» **TASK BRIEF**
Retype the data below line for line, keeping every character unchanged.

BEGIN

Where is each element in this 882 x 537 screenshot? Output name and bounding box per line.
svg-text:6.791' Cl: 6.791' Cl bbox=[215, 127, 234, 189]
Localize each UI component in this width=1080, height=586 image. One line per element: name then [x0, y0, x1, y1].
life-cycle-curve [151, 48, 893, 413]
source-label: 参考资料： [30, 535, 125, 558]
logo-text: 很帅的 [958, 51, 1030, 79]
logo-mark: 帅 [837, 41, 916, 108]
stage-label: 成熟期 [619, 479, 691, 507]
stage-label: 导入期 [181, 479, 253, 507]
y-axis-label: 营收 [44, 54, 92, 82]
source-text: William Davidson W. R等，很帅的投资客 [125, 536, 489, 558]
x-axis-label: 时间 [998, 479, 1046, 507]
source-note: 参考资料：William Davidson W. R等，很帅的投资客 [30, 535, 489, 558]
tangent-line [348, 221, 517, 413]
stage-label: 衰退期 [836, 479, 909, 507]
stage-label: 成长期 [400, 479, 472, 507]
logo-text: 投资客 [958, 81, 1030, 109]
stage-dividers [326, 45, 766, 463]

END

» **ANSWER**
Where is each element in this 882 x 537 screenshot? Output name and bounding box per line.
svg-text:6.791' Cl: 6.791' Cl bbox=[215, 127, 234, 189]
Localize each UI component in this width=1080, height=586 image. One line per element: name then [x0, y0, x1, y1].
life-cycle-curve [151, 48, 893, 413]
source-label: 参考资料： [30, 535, 125, 558]
logo-text: 很帅的 [958, 51, 1030, 79]
logo-mark: 帅 [837, 41, 916, 108]
stage-label: 成熟期 [619, 479, 691, 507]
stage-label: 导入期 [181, 479, 253, 507]
y-axis-label: 营收 [44, 54, 92, 82]
source-text: William Davidson W. R等，很帅的投资客 [125, 536, 489, 558]
x-axis-label: 时间 [998, 479, 1046, 507]
source-note: 参考资料：William Davidson W. R等，很帅的投资客 [30, 535, 489, 558]
tangent-line [348, 221, 517, 413]
stage-label: 衰退期 [836, 479, 909, 507]
stage-label: 成长期 [400, 479, 472, 507]
logo-text: 投资客 [958, 81, 1030, 109]
stage-dividers [326, 45, 766, 463]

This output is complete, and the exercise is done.